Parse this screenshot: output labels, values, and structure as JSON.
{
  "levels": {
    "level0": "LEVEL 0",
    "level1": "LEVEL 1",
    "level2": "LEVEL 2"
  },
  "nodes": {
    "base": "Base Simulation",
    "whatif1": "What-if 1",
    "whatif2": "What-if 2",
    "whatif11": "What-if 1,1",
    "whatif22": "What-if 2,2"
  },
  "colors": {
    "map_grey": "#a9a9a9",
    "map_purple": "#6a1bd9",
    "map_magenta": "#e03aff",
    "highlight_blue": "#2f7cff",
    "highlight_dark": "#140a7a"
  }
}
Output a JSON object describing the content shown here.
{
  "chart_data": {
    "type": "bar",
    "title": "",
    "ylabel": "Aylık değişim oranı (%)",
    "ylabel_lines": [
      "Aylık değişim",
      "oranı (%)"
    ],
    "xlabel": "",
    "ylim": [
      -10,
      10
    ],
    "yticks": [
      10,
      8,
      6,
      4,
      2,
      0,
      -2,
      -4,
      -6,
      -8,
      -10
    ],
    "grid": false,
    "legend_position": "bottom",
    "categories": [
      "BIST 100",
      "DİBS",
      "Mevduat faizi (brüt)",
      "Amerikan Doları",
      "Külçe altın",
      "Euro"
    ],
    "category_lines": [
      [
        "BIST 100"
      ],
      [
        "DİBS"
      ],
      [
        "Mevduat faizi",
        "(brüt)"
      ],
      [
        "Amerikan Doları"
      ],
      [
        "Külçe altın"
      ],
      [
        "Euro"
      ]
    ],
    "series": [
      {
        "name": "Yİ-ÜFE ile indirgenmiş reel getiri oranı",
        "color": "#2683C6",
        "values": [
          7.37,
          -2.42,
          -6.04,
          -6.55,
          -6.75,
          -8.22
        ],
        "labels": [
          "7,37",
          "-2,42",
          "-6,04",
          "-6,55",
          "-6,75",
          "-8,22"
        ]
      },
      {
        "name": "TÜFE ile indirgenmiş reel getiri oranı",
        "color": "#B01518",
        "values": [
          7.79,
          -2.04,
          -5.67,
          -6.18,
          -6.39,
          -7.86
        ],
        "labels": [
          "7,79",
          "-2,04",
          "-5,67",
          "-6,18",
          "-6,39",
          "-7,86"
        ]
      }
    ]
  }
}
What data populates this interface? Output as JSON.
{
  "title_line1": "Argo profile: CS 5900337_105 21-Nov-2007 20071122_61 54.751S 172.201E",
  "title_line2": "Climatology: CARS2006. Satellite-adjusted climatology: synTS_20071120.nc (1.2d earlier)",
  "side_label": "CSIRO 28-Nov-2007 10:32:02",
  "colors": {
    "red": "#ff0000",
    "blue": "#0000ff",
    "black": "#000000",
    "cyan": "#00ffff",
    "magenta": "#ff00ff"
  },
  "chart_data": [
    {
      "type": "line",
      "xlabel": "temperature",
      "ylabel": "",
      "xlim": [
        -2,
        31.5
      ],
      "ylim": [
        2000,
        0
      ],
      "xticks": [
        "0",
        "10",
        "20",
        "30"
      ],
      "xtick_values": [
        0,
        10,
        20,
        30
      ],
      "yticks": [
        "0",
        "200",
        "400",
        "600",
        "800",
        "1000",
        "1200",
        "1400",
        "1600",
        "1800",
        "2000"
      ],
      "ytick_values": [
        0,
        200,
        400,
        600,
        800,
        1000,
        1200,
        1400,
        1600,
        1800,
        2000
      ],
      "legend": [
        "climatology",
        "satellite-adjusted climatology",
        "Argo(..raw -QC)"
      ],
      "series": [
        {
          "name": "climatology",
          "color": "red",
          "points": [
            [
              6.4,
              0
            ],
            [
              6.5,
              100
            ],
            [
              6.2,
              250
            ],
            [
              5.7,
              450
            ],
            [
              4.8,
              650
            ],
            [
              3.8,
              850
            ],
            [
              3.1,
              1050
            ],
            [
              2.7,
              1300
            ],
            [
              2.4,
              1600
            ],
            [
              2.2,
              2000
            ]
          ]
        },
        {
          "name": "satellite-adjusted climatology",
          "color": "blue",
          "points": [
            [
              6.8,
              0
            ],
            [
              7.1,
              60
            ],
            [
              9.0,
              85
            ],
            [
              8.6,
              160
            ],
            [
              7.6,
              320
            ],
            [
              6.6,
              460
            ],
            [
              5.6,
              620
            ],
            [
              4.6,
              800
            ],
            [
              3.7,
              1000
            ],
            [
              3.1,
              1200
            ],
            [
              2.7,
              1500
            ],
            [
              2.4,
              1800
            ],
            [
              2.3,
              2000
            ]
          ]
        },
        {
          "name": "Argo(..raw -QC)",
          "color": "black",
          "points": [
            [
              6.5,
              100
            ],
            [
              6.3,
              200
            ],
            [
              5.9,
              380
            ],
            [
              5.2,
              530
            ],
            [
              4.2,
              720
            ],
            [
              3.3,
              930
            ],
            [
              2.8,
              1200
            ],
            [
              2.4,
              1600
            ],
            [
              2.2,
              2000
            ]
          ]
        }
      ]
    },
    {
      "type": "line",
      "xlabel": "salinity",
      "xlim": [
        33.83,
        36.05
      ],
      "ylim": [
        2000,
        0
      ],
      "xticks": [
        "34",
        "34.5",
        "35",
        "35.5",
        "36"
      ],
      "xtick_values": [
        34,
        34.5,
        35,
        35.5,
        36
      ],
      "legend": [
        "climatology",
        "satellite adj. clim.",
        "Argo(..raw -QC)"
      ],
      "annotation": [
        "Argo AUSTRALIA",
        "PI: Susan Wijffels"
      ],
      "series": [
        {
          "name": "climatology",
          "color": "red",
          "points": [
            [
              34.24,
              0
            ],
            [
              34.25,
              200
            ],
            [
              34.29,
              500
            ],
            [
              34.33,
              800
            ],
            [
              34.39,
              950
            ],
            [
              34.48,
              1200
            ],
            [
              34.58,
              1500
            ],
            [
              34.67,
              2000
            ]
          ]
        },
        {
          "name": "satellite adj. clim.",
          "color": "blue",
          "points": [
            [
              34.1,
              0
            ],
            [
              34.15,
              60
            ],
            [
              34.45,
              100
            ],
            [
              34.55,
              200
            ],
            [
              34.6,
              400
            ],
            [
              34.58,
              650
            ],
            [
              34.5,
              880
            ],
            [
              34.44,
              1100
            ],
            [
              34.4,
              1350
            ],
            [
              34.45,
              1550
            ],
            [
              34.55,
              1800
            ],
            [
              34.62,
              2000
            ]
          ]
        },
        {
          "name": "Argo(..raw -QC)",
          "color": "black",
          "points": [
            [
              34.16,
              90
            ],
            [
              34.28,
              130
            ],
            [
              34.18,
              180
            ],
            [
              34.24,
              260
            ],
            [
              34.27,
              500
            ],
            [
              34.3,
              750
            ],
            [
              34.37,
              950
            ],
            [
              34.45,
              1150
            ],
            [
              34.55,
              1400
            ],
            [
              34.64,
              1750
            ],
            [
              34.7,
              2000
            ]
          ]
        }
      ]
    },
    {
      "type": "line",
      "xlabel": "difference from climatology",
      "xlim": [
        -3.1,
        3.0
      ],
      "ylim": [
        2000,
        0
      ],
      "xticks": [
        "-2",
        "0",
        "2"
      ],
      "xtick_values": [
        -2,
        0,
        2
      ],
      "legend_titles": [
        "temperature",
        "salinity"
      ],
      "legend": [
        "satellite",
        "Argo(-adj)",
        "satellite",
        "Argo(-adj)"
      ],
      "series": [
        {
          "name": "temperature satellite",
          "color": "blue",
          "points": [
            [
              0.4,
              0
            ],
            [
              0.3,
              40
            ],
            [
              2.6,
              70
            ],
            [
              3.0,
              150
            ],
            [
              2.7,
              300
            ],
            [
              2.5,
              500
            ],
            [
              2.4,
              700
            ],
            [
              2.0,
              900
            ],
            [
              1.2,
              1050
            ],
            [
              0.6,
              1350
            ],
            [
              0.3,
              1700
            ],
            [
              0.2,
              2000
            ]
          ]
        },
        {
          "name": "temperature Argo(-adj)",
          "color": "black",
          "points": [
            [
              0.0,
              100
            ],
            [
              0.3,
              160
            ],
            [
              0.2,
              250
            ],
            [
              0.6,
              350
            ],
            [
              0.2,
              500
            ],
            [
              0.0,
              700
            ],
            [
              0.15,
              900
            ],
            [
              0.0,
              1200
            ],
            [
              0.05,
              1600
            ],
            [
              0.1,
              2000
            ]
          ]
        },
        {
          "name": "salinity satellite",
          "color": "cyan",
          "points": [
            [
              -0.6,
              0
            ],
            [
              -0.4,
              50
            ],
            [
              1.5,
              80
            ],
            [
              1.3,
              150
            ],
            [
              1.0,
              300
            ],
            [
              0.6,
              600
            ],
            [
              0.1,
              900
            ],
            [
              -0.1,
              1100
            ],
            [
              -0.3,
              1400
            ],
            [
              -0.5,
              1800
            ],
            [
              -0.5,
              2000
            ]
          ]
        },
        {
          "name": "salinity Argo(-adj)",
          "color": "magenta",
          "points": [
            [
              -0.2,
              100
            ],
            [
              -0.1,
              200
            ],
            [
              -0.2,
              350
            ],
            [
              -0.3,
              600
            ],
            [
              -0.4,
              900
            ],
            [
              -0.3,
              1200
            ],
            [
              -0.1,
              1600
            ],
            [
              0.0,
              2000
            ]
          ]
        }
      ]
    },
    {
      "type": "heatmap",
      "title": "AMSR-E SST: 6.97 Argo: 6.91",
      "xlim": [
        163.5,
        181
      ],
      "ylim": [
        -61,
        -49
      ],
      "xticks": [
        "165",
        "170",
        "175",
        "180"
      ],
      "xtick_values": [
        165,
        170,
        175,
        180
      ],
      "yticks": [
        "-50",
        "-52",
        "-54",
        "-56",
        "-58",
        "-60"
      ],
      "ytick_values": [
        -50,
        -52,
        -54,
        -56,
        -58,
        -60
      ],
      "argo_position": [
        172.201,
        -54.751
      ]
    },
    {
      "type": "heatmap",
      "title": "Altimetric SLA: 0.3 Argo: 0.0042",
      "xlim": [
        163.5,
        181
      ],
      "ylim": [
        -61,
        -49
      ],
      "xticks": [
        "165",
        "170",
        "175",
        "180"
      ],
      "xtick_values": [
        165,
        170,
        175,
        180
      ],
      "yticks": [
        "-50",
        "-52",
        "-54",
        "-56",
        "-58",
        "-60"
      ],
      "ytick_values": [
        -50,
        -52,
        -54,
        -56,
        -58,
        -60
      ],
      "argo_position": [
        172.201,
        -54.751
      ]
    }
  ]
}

****************

## Short exercise
Lines that hold the word "adjusted" are the ones to return, every one of them.

## Final result
  "title_line2": "Climatology: CARS2006. Satellite-adjusted climatology: synTS_20071120.nc (1.2d earlier)",
        "satellite-adjusted climatology",
          "name": "satellite-adjusted climatology",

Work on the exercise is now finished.